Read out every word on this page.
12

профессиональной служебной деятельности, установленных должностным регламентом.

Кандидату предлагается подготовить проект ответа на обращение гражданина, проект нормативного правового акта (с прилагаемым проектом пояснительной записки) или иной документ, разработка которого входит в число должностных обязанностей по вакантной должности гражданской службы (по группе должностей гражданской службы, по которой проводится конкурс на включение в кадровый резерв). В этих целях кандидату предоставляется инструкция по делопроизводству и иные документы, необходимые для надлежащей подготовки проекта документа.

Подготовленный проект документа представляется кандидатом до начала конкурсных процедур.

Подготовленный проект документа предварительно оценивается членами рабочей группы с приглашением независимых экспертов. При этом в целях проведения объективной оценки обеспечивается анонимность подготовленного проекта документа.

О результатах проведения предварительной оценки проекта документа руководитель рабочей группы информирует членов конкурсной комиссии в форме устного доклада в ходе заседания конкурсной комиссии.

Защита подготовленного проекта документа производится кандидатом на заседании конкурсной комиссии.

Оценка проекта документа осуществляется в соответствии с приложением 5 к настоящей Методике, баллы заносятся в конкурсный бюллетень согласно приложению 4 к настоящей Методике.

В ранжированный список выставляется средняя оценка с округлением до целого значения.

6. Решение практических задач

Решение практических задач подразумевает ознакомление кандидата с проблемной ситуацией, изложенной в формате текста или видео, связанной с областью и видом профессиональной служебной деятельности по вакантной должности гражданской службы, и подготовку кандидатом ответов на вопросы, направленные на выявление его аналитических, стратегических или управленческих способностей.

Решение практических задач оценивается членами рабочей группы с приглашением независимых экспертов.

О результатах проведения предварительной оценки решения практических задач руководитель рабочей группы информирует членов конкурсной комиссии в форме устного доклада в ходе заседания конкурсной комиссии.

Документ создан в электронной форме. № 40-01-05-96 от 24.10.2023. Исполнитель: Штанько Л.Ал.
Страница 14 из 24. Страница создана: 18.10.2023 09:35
━━━━━━━━━━━━━━━━━━━━━━━━━━━━━━
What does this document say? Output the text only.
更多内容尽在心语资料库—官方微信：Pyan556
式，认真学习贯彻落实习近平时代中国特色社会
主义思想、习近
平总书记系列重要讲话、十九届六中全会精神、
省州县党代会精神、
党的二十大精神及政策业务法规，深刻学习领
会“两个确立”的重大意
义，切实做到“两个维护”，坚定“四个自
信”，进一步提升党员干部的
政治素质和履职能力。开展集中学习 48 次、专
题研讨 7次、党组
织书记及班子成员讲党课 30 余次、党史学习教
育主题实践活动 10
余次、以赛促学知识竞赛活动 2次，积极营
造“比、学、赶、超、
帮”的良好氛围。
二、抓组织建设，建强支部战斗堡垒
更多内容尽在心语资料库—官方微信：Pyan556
━━━━━━━━━━━━━━━━━━━━━━━━━━━━━━
--- Exercise directions ---
From the entries above, return each line with the word "деятельности" in it.

--- Finished answer ---
профессиональной служебной деятельности, установленных должностным регламентом.
Решение практических задач подразумевает ознакомление кандидата с проблемной ситуацией, изложенной в формате текста или видео, связанной с областью и видом профессиональной служебной деятельности по вакантной должности гражданской службы, и подготовку кандидатом ответов на вопросы, направленные на выявление его аналитических, стратегических или управленческих способностей.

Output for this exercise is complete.